> DATA LINES
****

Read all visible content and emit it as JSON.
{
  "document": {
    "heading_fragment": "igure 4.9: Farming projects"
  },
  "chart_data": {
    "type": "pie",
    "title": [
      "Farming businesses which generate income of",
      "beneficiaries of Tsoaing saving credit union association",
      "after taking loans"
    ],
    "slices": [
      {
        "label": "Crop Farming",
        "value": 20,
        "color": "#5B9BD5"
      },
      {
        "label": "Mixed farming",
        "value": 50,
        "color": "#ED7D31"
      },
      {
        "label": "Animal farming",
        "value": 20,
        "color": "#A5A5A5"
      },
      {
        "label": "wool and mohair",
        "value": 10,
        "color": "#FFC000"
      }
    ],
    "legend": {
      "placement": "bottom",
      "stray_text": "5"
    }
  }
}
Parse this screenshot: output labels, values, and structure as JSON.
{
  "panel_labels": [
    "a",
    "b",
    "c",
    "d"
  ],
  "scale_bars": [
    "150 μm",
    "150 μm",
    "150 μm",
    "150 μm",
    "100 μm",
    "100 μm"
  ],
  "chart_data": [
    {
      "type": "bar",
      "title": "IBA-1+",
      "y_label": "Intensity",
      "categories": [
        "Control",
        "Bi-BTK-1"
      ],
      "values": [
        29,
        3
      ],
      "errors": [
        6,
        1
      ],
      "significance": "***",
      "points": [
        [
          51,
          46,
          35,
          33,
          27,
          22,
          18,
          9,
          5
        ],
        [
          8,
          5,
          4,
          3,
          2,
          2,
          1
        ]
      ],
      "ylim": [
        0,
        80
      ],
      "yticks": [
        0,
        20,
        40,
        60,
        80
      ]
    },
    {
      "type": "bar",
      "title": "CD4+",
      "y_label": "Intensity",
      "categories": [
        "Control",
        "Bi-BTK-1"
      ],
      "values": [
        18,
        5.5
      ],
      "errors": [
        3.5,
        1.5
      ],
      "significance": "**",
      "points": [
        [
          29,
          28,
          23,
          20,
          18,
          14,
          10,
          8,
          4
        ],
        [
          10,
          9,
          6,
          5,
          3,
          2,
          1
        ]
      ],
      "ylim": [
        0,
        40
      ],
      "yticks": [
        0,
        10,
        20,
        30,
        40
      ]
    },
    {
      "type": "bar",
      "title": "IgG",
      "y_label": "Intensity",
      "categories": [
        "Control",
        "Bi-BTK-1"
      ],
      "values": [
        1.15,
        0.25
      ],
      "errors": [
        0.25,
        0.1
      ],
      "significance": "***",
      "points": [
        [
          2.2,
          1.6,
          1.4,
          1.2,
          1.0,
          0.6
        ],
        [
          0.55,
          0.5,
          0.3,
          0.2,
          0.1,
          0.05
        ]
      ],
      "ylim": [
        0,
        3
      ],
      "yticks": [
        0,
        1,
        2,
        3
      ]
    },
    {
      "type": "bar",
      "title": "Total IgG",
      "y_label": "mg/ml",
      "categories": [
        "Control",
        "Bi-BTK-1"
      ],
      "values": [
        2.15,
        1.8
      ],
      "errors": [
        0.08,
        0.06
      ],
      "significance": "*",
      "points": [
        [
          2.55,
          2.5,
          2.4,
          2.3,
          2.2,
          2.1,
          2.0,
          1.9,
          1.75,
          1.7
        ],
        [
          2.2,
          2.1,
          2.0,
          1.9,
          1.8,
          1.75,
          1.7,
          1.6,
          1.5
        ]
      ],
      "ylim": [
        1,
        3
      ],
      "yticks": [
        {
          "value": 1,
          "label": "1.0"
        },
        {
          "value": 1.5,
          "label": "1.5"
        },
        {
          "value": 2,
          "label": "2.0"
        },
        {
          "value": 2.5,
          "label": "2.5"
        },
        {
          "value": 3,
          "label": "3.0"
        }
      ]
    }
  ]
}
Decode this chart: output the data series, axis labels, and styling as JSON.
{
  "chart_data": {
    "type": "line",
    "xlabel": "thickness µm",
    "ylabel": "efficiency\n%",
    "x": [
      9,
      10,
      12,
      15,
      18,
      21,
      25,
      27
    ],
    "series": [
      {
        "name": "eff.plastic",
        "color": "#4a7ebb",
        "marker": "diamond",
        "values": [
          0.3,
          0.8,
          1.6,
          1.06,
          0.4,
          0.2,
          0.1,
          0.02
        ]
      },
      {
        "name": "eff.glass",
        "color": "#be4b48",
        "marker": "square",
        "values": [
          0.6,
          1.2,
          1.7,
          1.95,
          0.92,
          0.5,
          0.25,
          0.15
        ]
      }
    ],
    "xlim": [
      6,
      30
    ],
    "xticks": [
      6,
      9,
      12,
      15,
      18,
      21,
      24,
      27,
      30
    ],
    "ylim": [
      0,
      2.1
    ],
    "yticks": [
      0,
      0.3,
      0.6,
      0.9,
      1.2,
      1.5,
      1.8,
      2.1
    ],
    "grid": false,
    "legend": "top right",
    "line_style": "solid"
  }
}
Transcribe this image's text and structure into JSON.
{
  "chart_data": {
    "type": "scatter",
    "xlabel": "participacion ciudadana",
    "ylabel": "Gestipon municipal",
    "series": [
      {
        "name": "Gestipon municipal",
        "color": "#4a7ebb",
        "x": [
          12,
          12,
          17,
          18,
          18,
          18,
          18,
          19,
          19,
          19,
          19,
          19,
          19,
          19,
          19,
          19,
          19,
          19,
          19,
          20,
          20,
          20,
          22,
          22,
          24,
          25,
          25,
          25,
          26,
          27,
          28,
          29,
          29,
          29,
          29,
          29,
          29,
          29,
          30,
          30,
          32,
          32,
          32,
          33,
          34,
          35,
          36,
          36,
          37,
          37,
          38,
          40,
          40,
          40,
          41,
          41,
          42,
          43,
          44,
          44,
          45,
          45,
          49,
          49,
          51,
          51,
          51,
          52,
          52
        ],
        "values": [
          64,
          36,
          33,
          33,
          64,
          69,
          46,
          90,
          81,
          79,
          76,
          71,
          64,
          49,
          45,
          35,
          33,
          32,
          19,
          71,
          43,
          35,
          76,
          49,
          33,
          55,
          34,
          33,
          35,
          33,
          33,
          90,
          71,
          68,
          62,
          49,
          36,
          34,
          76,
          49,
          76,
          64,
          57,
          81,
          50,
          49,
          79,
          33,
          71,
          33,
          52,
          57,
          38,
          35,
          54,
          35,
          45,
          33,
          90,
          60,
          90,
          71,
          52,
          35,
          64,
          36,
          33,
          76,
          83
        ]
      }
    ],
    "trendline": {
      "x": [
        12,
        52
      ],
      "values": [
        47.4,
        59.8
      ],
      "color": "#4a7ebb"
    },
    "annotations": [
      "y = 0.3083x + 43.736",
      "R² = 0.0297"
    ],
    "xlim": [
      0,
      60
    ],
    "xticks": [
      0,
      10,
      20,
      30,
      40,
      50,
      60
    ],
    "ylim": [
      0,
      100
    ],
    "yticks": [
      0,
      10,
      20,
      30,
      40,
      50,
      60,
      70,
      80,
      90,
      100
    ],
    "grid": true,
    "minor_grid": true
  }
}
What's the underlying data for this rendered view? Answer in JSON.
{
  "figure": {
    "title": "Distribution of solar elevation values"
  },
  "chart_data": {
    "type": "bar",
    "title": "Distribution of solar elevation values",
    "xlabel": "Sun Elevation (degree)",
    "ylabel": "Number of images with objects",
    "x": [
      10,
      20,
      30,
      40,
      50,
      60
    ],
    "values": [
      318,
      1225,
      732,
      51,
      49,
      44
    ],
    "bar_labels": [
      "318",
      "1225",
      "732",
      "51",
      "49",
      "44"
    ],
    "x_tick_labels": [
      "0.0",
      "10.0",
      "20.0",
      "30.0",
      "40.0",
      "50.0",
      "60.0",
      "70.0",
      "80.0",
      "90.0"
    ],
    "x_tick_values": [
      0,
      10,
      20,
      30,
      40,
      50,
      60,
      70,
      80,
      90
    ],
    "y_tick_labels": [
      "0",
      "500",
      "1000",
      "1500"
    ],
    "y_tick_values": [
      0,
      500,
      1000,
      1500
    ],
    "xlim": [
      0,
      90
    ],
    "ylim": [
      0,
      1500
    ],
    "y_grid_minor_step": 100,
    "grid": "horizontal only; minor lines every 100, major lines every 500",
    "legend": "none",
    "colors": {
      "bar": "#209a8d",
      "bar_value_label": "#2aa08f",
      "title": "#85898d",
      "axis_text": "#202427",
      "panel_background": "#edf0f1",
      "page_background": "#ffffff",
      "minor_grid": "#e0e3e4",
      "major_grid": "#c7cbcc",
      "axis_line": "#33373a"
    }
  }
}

****

> SET TASK
Quote exactly the line containing "What's the underlying" and every later line through the end of the listing, and no other lines.

> OUTPUT
What's the underlying data for this rendered view? Answer in JSON.
{
  "figure": {
    "title": "Distribution of solar elevation values"
  },
  "chart_data": {
    "type": "bar",
    "title": "Distribution of solar elevation values",
    "xlabel": "Sun Elevation (degree)",
    "ylabel": "Number of images with objects",
    "x": [
      10,
      20,
      30,
      40,
      50,
      60
    ],
    "values": [
      318,
      1225,
      732,
      51,
      49,
      44
    ],
    "bar_labels": [
      "318",
      "1225",
      "732",
      "51",
      "49",
      "44"
    ],
    "x_tick_labels": [
      "0.0",
      "10.0",
      "20.0",
      "30.0",
      "40.0",
      "50.0",
      "60.0",
      "70.0",
      "80.0",
      "90.0"
    ],
    "x_tick_values": [
      0,
      10,
      20,
      30,
      40,
      50,
      60,
      70,
      80,
      90
    ],
    "y_tick_labels": [
      "0",
      "500",
      "1000",
      "1500"
    ],
    "y_tick_values": [
      0,
      500,
      1000,
      1500
    ],
    "xlim": [
      0,
      90
    ],
    "ylim": [
      0,
      1500
    ],
    "y_grid_minor_step": 100,
    "grid": "horizontal only; minor lines every 100, major lines every 500",
    "legend": "none",
    "colors": {
      "bar": "#209a8d",
      "bar_value_label": "#2aa08f",
      "title": "#85898d",
      "axis_text": "#202427",
      "panel_background": "#edf0f1",
      "page_background": "#ffffff",
      "minor_grid": "#e0e3e4",
      "major_grid": "#c7cbcc",
      "axis_line": "#33373a"
    }
  }
}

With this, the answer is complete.